Written request: Could you write out every record below exactly, leaving out any pictures?

___ Supplied records ___

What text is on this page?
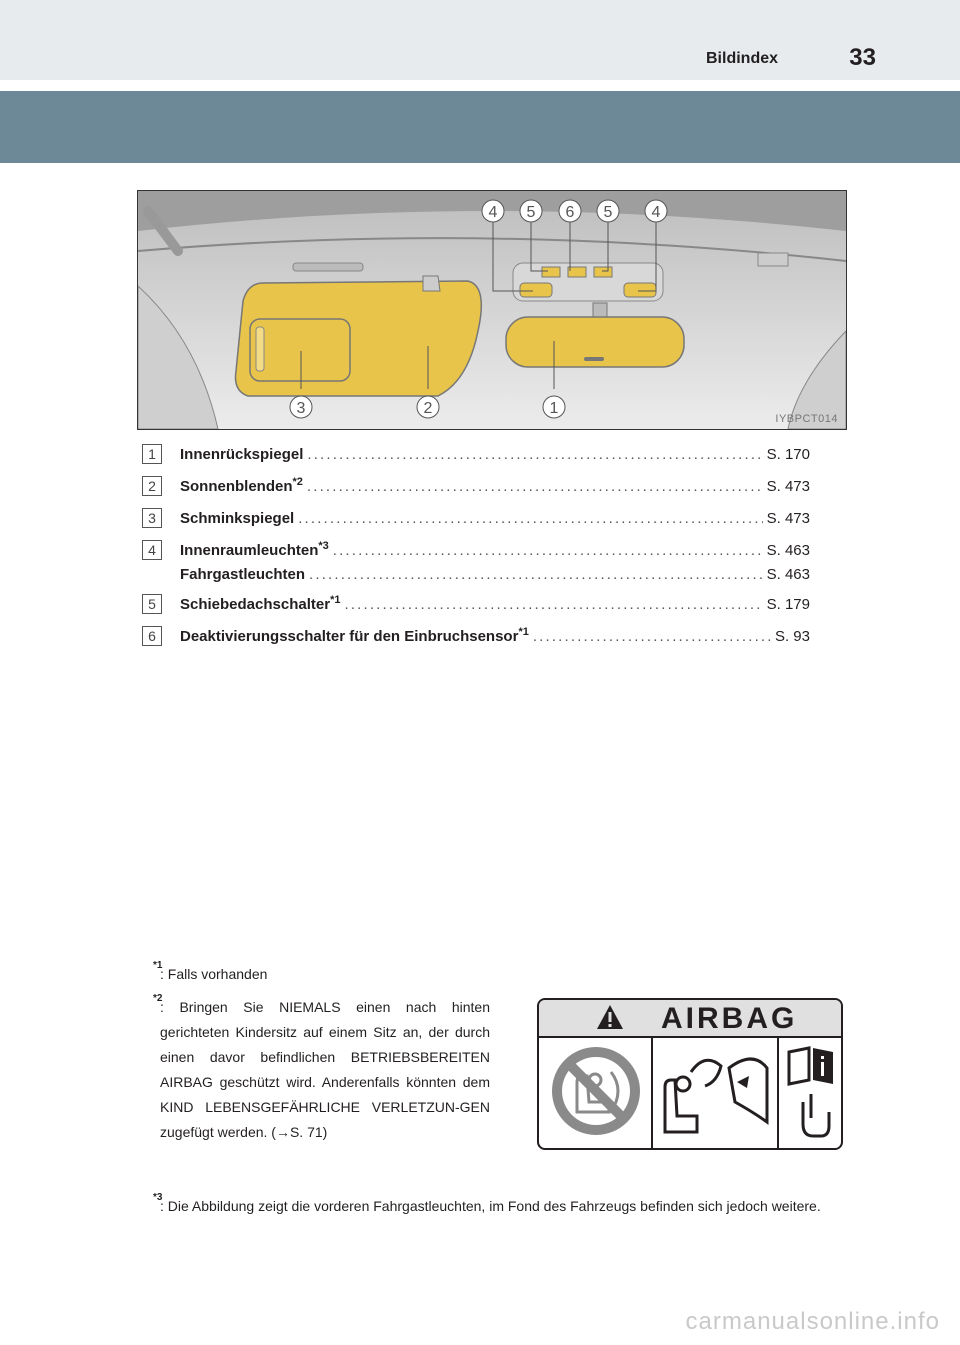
Bildindex	33
4 5 6 5 4
3	2	1
IYBPCT014
1	Innenrückspiegel . . .	S. 170
2	Sonnenblenden$^{*2}$ . . .	S. 473
3	Schminkspiegel . . .	S. 473
4	Innenraumleuchten$^{*3}$ . . .	S. 463
Fahrgastleuchten . . .	S. 463
5	Schiebedachschalter$^{*1}$ . . .	S. 179
6	Deaktivierungsschalter für den Einbruchsensor$^{*1}$ . . .	S. 93
$^{*1}$
: Falls vorhanden
$^{*2}$
: Bringen Sie NIEMALS einen nach hinten gerichteten Kindersitz auf einem Sitz an, der durch einen davor befindlichen BETRIEBSBEREITEN AIRBAG geschützt wird. Anderenfalls könnten dem KIND LEBENSGEFÄHRLICHE VERLETZUN-GEN zugefügt werden. (→S. 71)
$^{*3}$
: Die Abbildung zeigt die vorderen Fahrgastleuchten, im Fond des Fahrzeugs befinden sich jedoch weitere.
AIRBAG
carmanualsonline.info
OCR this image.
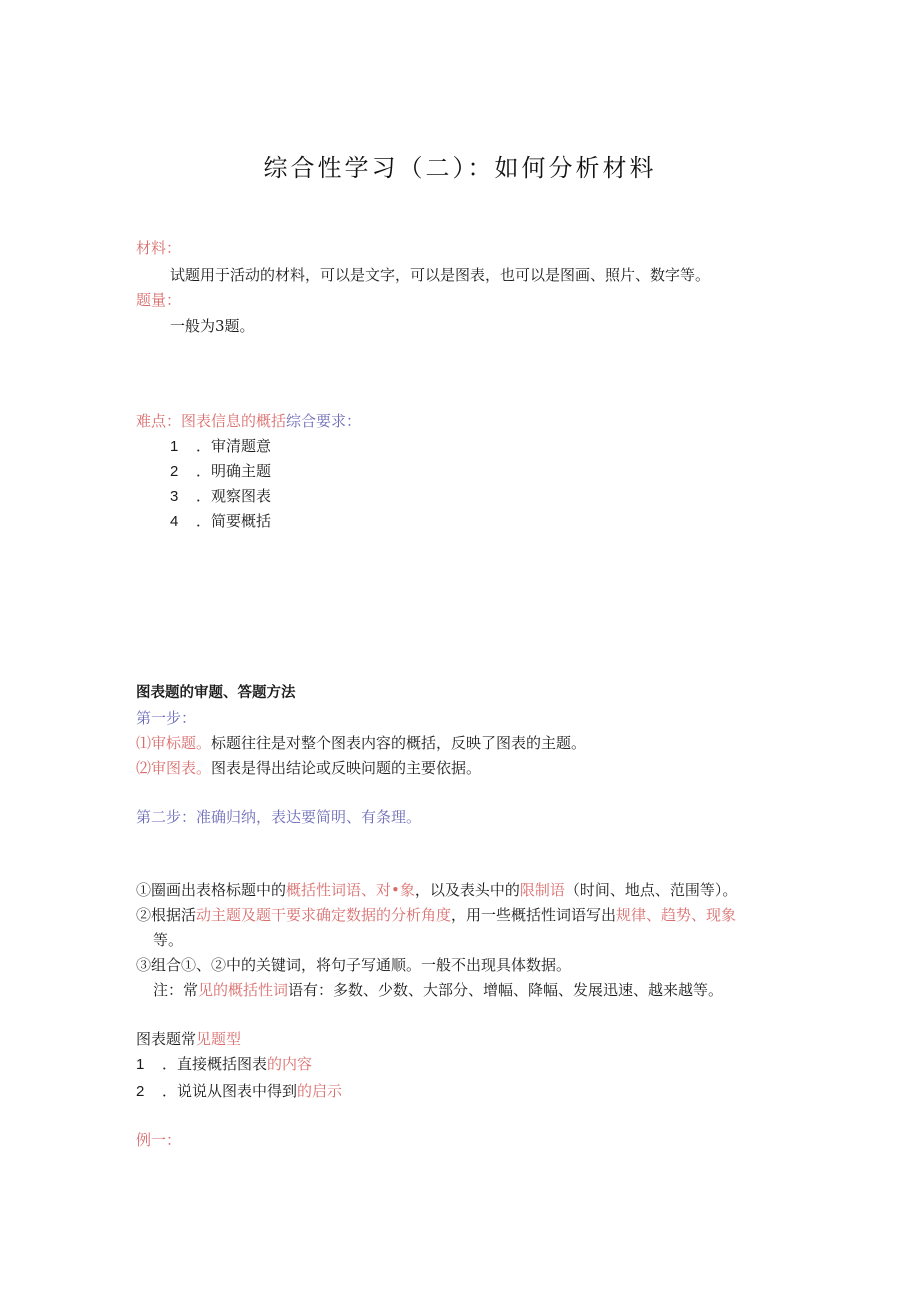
综合性学习（二）：如何分析材料
材料：
试题用于活动的材料，可以是文字，可以是图表，也可以是图画、照片、数字等。
题量：
一般为3题。
难点：图表信息的概括综合要求：
1 ．审清题意
2 ．明确主题
3 ．观察图表
4 ．简要概括
图表题的审题、答题方法
第一步：
⑴审标题。标题往往是对整个图表内容的概括，反映了图表的主题。
⑵审图表。图表是得出结论或反映问题的主要依据。
第二步：准确归纳，表达要简明、有条理。
①圈画出表格标题中的概括性词语、对•象，以及表头中的限制语（时间、地点、范围等）。
②根据活动主题及题干要求确定数据的分析角度，用一些概括性词语写出规律、趋势、现象
等。
③组合①、②中的关键词，将句子写通顺。一般不出现具体数据。
注：常见的概括性词语有：多数、少数、大部分、增幅、降幅、发展迅速、越来越等。
图表题常见题型
1 ．直接概括图表的内容
2 ．说说从图表中得到的启示
例一：
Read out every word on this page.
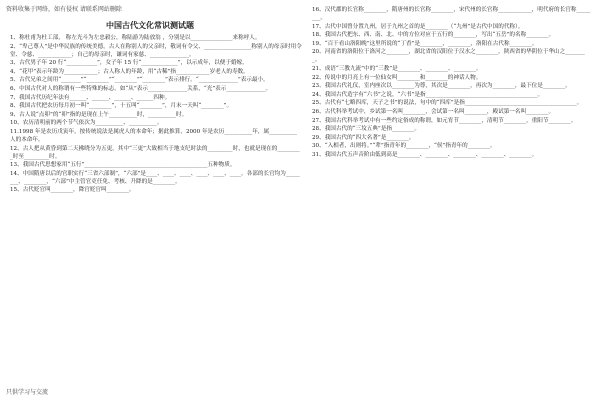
资料收集于网络，如有侵权 请联系网站删除
中国古代文化常识测试题
1、称杜甫为杜工部， 称左光斗为左忠毅公，称陆游为陆放翁 ，分别是以_______________来称呼人。
2、“卑己尊人”是中华民族的传统美德，古人在称别人的父亲时，敬词有令父、_________________称别人的母亲时用令堂、令慈、____________；自己的母亲时，谦词有家慈、______________。
3、古代男子年 20 行“___________”，女子年 15 行“_____________”，以示成年，以便于婚嫁。
4、“花甲”表示年龄为____________；古人称人的年龄，用“古稀”指____________岁老人的寿数。
5、古代兄弟之间用“_______”“________”“________”“________”表示排行。“______________”表示最小。
6、中国古代对人的称谓有一些特殊的标志。如“从”表示______________关系，“光”表示______________。
7、我国古代历纪年法有______、______、______、______四种。
8、我国古代把农历每月初一叫“________”，十五叫“________”，月末一天叫“________”。
9、古人说“点卯”的“卯”指的是现在上午__________时，__________时。
10、农历清明前的两个节气依次为__________、__________。
11.1998 年是农历戊寅年，按传统说法是属虎人的本命年；据此推算，2000 年是农历__________年，属__________人的本命年。
12、古人把从黄昏到第二天拂晓分为五更。其中“三更”大致相当于地支纪时法的_________时，也就是现在的_________时至_________时。
13、我国古代思想家用“五行”____________________________________________五种物质。
14、中国隋唐以后的官职实行“三省六部制”，“六部”是____、____、____、____、____、____。各部的长官均为________、________，“六部”中主管官吏任免、考核、升降的是________。
15、古代贬官叫________，降官贬官叫________。
16、汉代郡的长官称________，隋唐州的长官称________，宋代州的长官称____________，明代府的长官称________。
17、古代中国曾分置九州，居于九州之首的是________（“九州”是古代中国的代称）。
18、我国古代把东、西、南、北、中的方位对应于五行的________，写出“五岳”的名称________。
19、“百干看山洛阳晚”这里所说的“丁香”是________，________，洛阳在古代称________。
20、河南省的洛阳位于洛河之________，湖北省的汉阳位于汉水之________，陕西省的华阴位于华山之________。
21、成语“三教九流”中的“三教”是________、________、________。
22、传说中的月亮上有一位仙女叫________和________的神话人物。
23、我国古代礼仪，室内座次以________为尊，其次是________，再次为________，最下位是________。
24、我国古代造字有“六书”之说，“六书”是指________________________________________。
25、古代有“七略四库，天子之书”的说法，句中的“四库”是指________________________________________。
26、古代科举考试中，乡试第一名叫________，会试第一名叫________，殿试第一名叫________。
27、我国古代科举考试中有一些约定俗成的称谓，如元宵节________，清明节________，重阳节________。
28、我国古代的“三坟五典”是指________。
29、我国古代的“四大名著”是________。
30、“入相者，出则将。”“辈”指青年的________，“侯”指青年的________。
31、我国古代五声音阶由低到高是________、________、________、________、________。
只供学习与交流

___

Task solution:
What text is on this page?
Bildindex	33
4 5 6 5 4
3	2	1
IYBPCT014
1	Innenrückspiegel . . .	S. 170
2	Sonnenblenden$^{*2}$ . . .	S. 473
3	Schminkspiegel . . .	S. 473
4	Innenraumleuchten$^{*3}$ . . .	S. 463
Fahrgastleuchten . . .	S. 463
5	Schiebedachschalter$^{*1}$ . . .	S. 179
6	Deaktivierungsschalter für den Einbruchsensor$^{*1}$ . . .	S. 93
$^{*1}$
: Falls vorhanden
$^{*2}$
: Bringen Sie NIEMALS einen nach hinten gerichteten Kindersitz auf einem Sitz an, der durch einen davor befindlichen BETRIEBSBEREITEN AIRBAG geschützt wird. Anderenfalls könnten dem KIND LEBENSGEFÄHRLICHE VERLETZUN-GEN zugefügt werden. (→S. 71)
$^{*3}$
: Die Abbildung zeigt die vorderen Fahrgastleuchten, im Fond des Fahrzeugs befinden sich jedoch weitere.
AIRBAG
carmanualsonline.info
OCR this image.
综合性学习（二）：如何分析材料
材料：
试题用于活动的材料，可以是文字，可以是图表，也可以是图画、照片、数字等。
题量：
一般为3题。
难点：图表信息的概括综合要求：
1 ．审清题意
2 ．明确主题
3 ．观察图表
4 ．简要概括
图表题的审题、答题方法
第一步：
⑴审标题。标题往往是对整个图表内容的概括，反映了图表的主题。
⑵审图表。图表是得出结论或反映问题的主要依据。
第二步：准确归纳，表达要简明、有条理。
①圈画出表格标题中的概括性词语、对•象，以及表头中的限制语（时间、地点、范围等）。
②根据活动主题及题干要求确定数据的分析角度，用一些概括性词语写出规律、趋势、现象
等。
③组合①、②中的关键词，将句子写通顺。一般不出现具体数据。
注：常见的概括性词语有：多数、少数、大部分、增幅、降幅、发展迅速、越来越等。
图表题常见题型
1 ．直接概括图表的内容
2 ．说说从图表中得到的启示
例一：
Read out every word on this page.
资料收集于网络，如有侵权 请联系网站删除
中国古代文化常识测试题
1、称杜甫为杜工部， 称左光斗为左忠毅公，称陆游为陆放翁 ，分别是以_______________来称呼人。
2、“卑己尊人”是中华民族的传统美德，古人在称别人的父亲时，敬词有令父、_________________称别人的母亲时用令堂、令慈、____________；自己的母亲时，谦词有家慈、______________。
3、古代男子年 20 行“___________”，女子年 15 行“_____________”，以示成年，以便于婚嫁。
4、“花甲”表示年龄为____________；古人称人的年龄，用“古稀”指____________岁老人的寿数。
5、古代兄弟之间用“_______”“________”“________”“________”表示排行。“______________”表示最小。
6、中国古代对人的称谓有一些特殊的标志。如“从”表示______________关系，“光”表示______________。
7、我国古代历纪年法有______、______、______、______四种。
8、我国古代把农历每月初一叫“________”，十五叫“________”，月末一天叫“________”。
9、古人说“点卯”的“卯”指的是现在上午__________时，__________时。
10、农历清明前的两个节气依次为__________、__________。
11.1998 年是农历戊寅年，按传统说法是属虎人的本命年；据此推算，2000 年是农历__________年，属__________人的本命年。
12、古人把从黄昏到第二天拂晓分为五更。其中“三更”大致相当于地支纪时法的_________时，也就是现在的_________时至_________时。
13、我国古代思想家用“五行”____________________________________________五种物质。
14、中国隋唐以后的官职实行“三省六部制”，“六部”是____、____、____、____、____、____。各部的长官均为________、________，“六部”中主管官吏任免、考核、升降的是________。
15、古代贬官叫________，降官贬官叫________。
16、汉代郡的长官称________，隋唐州的长官称________，宋代州的长官称____________，明代府的长官称________。
17、古代中国曾分置九州，居于九州之首的是________（“九州”是古代中国的代称）。
18、我国古代把东、西、南、北、中的方位对应于五行的________，写出“五岳”的名称________。
19、“百干看山洛阳晚”这里所说的“丁香”是________，________，洛阳在古代称________。
20、河南省的洛阳位于洛河之________，湖北省的汉阳位于汉水之________，陕西省的华阴位于华山之________。
21、成语“三教九流”中的“三教”是________、________、________。
22、传说中的月亮上有一位仙女叫________和________的神话人物。
23、我国古代礼仪，室内座次以________为尊，其次是________，再次为________，最下位是________。
24、我国古代造字有“六书”之说，“六书”是指________________________________________。
25、古代有“七略四库，天子之书”的说法，句中的“四库”是指________________________________________。
26、古代科举考试中，乡试第一名叫________，会试第一名叫________，殿试第一名叫________。
27、我国古代科举考试中有一些约定俗成的称谓，如元宵节________，清明节________，重阳节________。
28、我国古代的“三坟五典”是指________。
29、我国古代的“四大名著”是________。
30、“入相者，出则将。”“辈”指青年的________，“侯”指青年的________。
31、我国古代五声音阶由低到高是________、________、________、________、________。
只供学习与交流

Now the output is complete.